## Begin RECORDS FOR THIS TASK

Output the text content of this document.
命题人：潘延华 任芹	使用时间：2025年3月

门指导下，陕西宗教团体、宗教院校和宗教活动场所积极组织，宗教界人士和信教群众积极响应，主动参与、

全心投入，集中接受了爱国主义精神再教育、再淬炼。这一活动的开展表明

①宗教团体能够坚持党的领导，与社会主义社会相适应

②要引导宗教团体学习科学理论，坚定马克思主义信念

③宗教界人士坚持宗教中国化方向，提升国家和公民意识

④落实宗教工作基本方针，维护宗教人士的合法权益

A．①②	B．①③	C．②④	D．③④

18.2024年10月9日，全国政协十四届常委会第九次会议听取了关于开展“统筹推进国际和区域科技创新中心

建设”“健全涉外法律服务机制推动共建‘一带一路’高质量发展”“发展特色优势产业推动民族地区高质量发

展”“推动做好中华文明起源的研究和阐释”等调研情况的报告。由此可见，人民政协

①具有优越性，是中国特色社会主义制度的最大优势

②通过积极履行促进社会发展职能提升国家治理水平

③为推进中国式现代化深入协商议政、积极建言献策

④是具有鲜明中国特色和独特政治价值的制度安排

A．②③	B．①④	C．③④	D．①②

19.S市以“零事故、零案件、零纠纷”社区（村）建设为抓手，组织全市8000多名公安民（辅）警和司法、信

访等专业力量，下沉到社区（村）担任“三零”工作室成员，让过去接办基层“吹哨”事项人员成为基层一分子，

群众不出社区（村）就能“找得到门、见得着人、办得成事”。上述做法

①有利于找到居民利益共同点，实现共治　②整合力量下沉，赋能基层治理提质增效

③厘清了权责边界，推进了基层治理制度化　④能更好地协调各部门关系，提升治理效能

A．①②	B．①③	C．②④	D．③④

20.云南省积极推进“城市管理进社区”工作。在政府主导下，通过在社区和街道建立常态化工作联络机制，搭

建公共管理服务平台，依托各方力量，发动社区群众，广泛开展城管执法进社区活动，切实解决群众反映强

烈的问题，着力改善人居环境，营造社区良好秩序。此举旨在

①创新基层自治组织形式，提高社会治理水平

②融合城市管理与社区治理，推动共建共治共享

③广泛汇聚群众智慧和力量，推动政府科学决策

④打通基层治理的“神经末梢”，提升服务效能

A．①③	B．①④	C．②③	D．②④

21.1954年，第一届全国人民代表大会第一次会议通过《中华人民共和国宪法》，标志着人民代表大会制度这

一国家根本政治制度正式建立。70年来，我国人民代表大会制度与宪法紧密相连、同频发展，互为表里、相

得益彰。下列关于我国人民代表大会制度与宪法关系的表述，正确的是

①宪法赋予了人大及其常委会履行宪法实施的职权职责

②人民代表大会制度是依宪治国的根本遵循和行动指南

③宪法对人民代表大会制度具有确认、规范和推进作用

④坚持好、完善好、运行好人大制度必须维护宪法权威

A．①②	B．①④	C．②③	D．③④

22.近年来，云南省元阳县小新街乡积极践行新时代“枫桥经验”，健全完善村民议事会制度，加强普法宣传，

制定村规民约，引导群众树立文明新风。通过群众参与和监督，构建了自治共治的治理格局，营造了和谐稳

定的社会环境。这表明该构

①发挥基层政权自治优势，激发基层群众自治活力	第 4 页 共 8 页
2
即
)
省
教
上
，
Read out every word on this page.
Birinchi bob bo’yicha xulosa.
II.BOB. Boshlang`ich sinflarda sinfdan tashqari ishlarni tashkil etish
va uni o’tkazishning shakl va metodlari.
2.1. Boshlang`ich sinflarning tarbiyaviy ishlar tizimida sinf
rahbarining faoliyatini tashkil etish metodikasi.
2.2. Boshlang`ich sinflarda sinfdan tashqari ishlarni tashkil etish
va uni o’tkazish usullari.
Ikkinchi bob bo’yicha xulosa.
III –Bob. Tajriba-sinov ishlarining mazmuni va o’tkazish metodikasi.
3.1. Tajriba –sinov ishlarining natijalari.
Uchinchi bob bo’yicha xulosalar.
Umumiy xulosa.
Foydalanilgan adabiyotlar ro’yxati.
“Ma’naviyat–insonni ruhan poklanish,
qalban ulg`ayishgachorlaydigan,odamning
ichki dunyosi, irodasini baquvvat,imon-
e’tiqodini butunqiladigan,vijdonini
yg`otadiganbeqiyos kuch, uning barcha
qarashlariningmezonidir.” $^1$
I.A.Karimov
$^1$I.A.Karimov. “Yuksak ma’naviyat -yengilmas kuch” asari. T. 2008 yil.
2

## End RECORDS FOR THIS TASK

WHAT YOU WILL DO
Copy every line of the records word for word.

RESULT OF THIS EXERCISE
Output the text content of this document.
命题人：潘延华 任芹	使用时间：2025年3月

门指导下，陕西宗教团体、宗教院校和宗教活动场所积极组织，宗教界人士和信教群众积极响应，主动参与、

全心投入，集中接受了爱国主义精神再教育、再淬炼。这一活动的开展表明

①宗教团体能够坚持党的领导，与社会主义社会相适应

②要引导宗教团体学习科学理论，坚定马克思主义信念

③宗教界人士坚持宗教中国化方向，提升国家和公民意识

④落实宗教工作基本方针，维护宗教人士的合法权益

A．①②	B．①③	C．②④	D．③④

18.2024年10月9日，全国政协十四届常委会第九次会议听取了关于开展“统筹推进国际和区域科技创新中心

建设”“健全涉外法律服务机制推动共建‘一带一路’高质量发展”“发展特色优势产业推动民族地区高质量发

展”“推动做好中华文明起源的研究和阐释”等调研情况的报告。由此可见，人民政协

①具有优越性，是中国特色社会主义制度的最大优势

②通过积极履行促进社会发展职能提升国家治理水平

③为推进中国式现代化深入协商议政、积极建言献策

④是具有鲜明中国特色和独特政治价值的制度安排

A．②③	B．①④	C．③④	D．①②

19.S市以“零事故、零案件、零纠纷”社区（村）建设为抓手，组织全市8000多名公安民（辅）警和司法、信

访等专业力量，下沉到社区（村）担任“三零”工作室成员，让过去接办基层“吹哨”事项人员成为基层一分子，

群众不出社区（村）就能“找得到门、见得着人、办得成事”。上述做法

①有利于找到居民利益共同点，实现共治　②整合力量下沉，赋能基层治理提质增效

③厘清了权责边界，推进了基层治理制度化　④能更好地协调各部门关系，提升治理效能

A．①②	B．①③	C．②④	D．③④

20.云南省积极推进“城市管理进社区”工作。在政府主导下，通过在社区和街道建立常态化工作联络机制，搭

建公共管理服务平台，依托各方力量，发动社区群众，广泛开展城管执法进社区活动，切实解决群众反映强

烈的问题，着力改善人居环境，营造社区良好秩序。此举旨在

①创新基层自治组织形式，提高社会治理水平

②融合城市管理与社区治理，推动共建共治共享

③广泛汇聚群众智慧和力量，推动政府科学决策

④打通基层治理的“神经末梢”，提升服务效能

A．①③	B．①④	C．②③	D．②④

21.1954年，第一届全国人民代表大会第一次会议通过《中华人民共和国宪法》，标志着人民代表大会制度这

一国家根本政治制度正式建立。70年来，我国人民代表大会制度与宪法紧密相连、同频发展，互为表里、相

得益彰。下列关于我国人民代表大会制度与宪法关系的表述，正确的是

①宪法赋予了人大及其常委会履行宪法实施的职权职责

②人民代表大会制度是依宪治国的根本遵循和行动指南

③宪法对人民代表大会制度具有确认、规范和推进作用

④坚持好、完善好、运行好人大制度必须维护宪法权威

A．①②	B．①④	C．②③	D．③④

22.近年来，云南省元阳县小新街乡积极践行新时代“枫桥经验”，健全完善村民议事会制度，加强普法宣传，

制定村规民约，引导群众树立文明新风。通过群众参与和监督，构建了自治共治的治理格局，营造了和谐稳

定的社会环境。这表明该构

①发挥基层政权自治优势，激发基层群众自治活力	第 4 页 共 8 页
2
即
)
省
教
上
，
Read out every word on this page.
Birinchi bob bo’yicha xulosa.
II.BOB. Boshlang`ich sinflarda sinfdan tashqari ishlarni tashkil etish
va uni o’tkazishning shakl va metodlari.
2.1. Boshlang`ich sinflarning tarbiyaviy ishlar tizimida sinf
rahbarining faoliyatini tashkil etish metodikasi.
2.2. Boshlang`ich sinflarda sinfdan tashqari ishlarni tashkil etish
va uni o’tkazish usullari.
Ikkinchi bob bo’yicha xulosa.
III –Bob. Tajriba-sinov ishlarining mazmuni va o’tkazish metodikasi.
3.1. Tajriba –sinov ishlarining natijalari.
Uchinchi bob bo’yicha xulosalar.
Umumiy xulosa.
Foydalanilgan adabiyotlar ro’yxati.
“Ma’naviyat–insonni ruhan poklanish,
qalban ulg`ayishgachorlaydigan,odamning
ichki dunyosi, irodasini baquvvat,imon-
e’tiqodini butunqiladigan,vijdonini
yg`otadiganbeqiyos kuch, uning barcha
qarashlariningmezonidir.” $^1$
I.A.Karimov
$^1$I.A.Karimov. “Yuksak ma’naviyat -yengilmas kuch” asari. T. 2008 yil.
2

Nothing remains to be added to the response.